### WHAT THIS TASK INVOLVES
Below is a block of records. Copy every line in it that contains the word "déposer".

### EXERCISE DATA
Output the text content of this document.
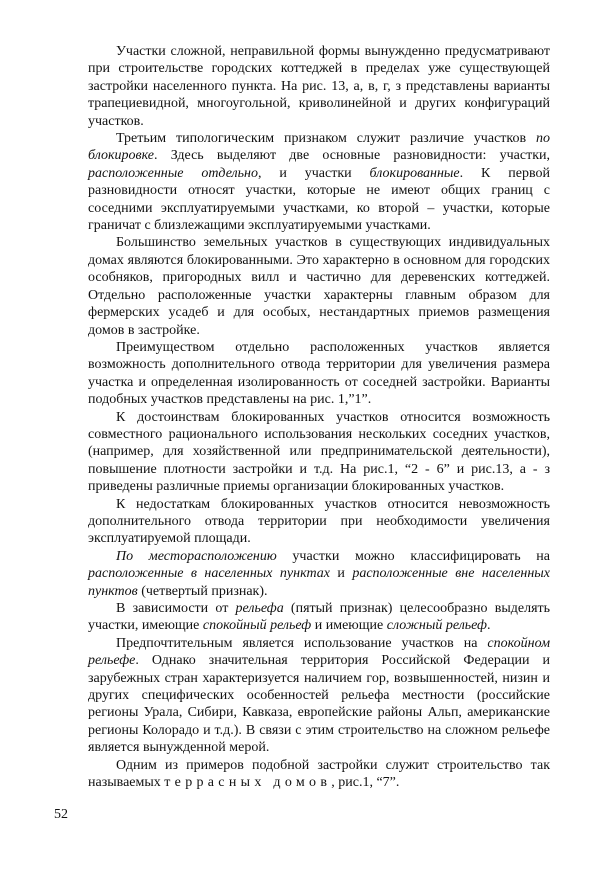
Участки сложной, неправильной формы вынужденно предусматривают при строительстве городских коттеджей в пределах уже существующей застройки населенного пункта. На рис. 13, а, в, г, з представлены варианты трапециевидной, многоугольной, криволинейной и других конфигураций участков.

Третьим типологическим признаком служит различие участков по блокировке. Здесь выделяют две основные разновидности: участки, расположенные отдельно, и участки блокированные. К первой разновидности относят участки, которые не имеют общих границ с соседними эксплуатируемыми участками, ко второй – участки, которые граничат с близлежащими эксплуатируемыми участками.

Большинство земельных участков в существующих индивидуальных домах являются блокированными. Это характерно в основном для городских особняков, пригородных вилл и частично для деревенских коттеджей. Отдельно расположенные участки характерны главным образом для фермерских усадеб и для особых, нестандартных приемов размещения домов в застройке.

Преимуществом отдельно расположенных участков является возможность дополнительного отвода территории для увеличения размера участка и определенная изолированность от соседней застройки. Варианты подобных участков представлены на рис. 1,”1”.

К достоинствам блокированных участков относится возможность совместного рационального использования нескольких соседних участков, (например, для хозяйственной или предпринимательской деятельности), повышение плотности застройки и т.д. На рис.1, “2 - 6” и рис.13, а - з приведены различные приемы организации блокированных участков.

К недостаткам блокированных участков относится невозможность дополнительного отвода территории при необходимости увеличения эксплуатируемой площади.

По месторасположению участки можно классифицировать на расположенные в населенных пунктах и расположенные вне населенных пунктов (четвертый признак).

В зависимости от рельефа (пятый признак) целесообразно выделять участки, имеющие спокойный рельеф и имеющие сложный рельеф.

Предпочтительным является использование участков на спокойном рельефе. Однако значительная территория Российской Федерации и зарубежных стран характеризуется наличием гор, возвышенностей, низин и других специфических особенностей рельефа местности (российские регионы Урала, Сибири, Кавказа, европейские районы Альп, американские регионы Колорадо и т.д.). В связи с этим строительство на сложном рельефе является вынужденной мерой.

Одним из примеров подобной застройки служит строительство так называемых террасных домов, рис.1, “7”.

52
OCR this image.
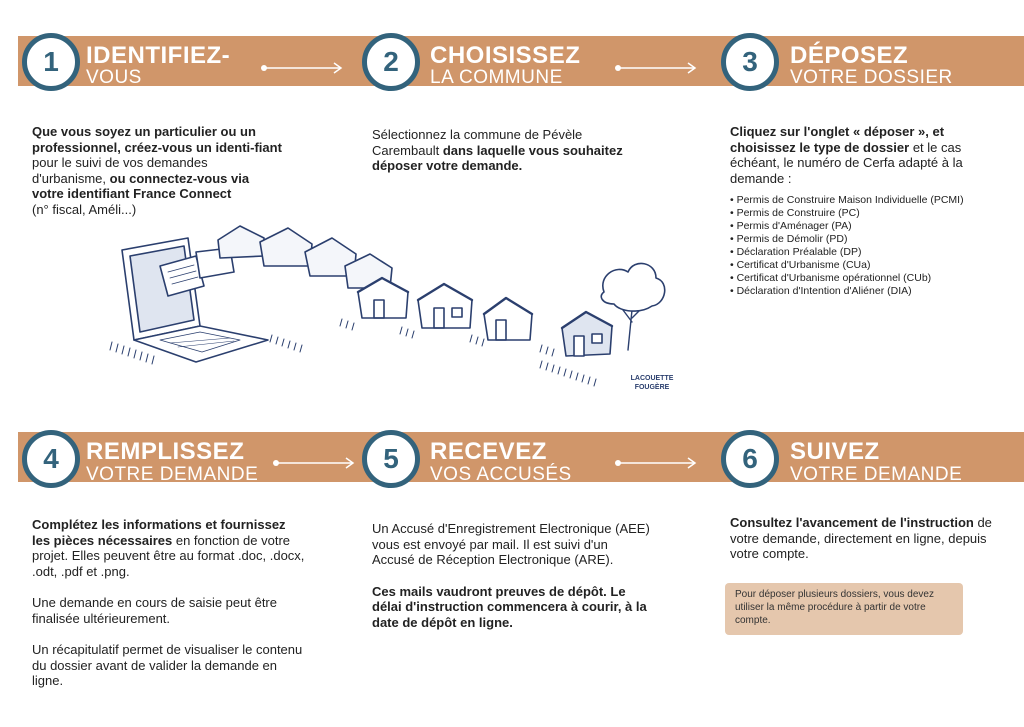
1	IDENTIFIEZ-
VOUS
2	CHOISISSEZ
LA COMMUNE
3	DÉPOSEZ
VOTRE DOSSIER
4	REMPLISSEZ
VOTRE DEMANDE
5	RECEVEZ
VOS ACCUSÉS
6	SUIVEZ
VOTRE DEMANDE
Que vous soyez un particulier ou un professionnel, créez-vous un identi-fiant pour le suivi de vos demandes d'urbanisme, ou connectez-vous via votre identifiant France Connect
(n° fiscal, Améli...)
Sélectionnez la commune de Pévèle Carembault dans laquelle vous souhaitez déposer votre demande.
Cliquez sur l'onglet « déposer », et choisissez le type de dossier et le cas échéant, le numéro de Cerfa adapté à la demande :
• Permis de Construire Maison Individuelle (PCMI)
• Permis de Construire (PC)
• Permis d'Aménager (PA)
• Permis de Démolir (PD)
• Déclaration Préalable (DP)
• Certificat d'Urbanisme (CUa)
• Certificat d'Urbanisme opérationnel (CUb)
• Déclaration d'Intention d'Aliéner (DIA)
LACOUETTE FOUGÈRE

Complétez les informations et fournissez les pièces nécessaires en fonction de votre projet. Elles peuvent être au format .doc, .docx, .odt, .pdf et .png.

Une demande en cours de saisie peut être finalisée ultérieurement.

Un récapitulatif permet de visualiser le contenu du dossier avant de valider la demande en ligne.

Un Accusé d'Enregistrement Electronique (AEE) vous est envoyé par mail. Il est suivi d'un Accusé de Réception Electronique (ARE).

Ces mails vaudront preuves de dépôt. Le délai d'instruction commencera à courir, à la date de dépôt en ligne.

Consultez l'avancement de l'instruction de votre demande, directement en ligne, depuis votre compte.
Pour déposer plusieurs dossiers, vous devez utiliser la même procédure à partir de votre compte.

### WRITTEN RESPONSE
Sélectionnez la commune de Pévèle Carembault dans laquelle vous souhaitez déposer votre demande.
Cliquez sur l'onglet « déposer », et choisissez le type de dossier et le cas échéant, le numéro de Cerfa adapté à la demande :
Pour déposer plusieurs dossiers, vous devez utiliser la même procédure à partir de votre compte.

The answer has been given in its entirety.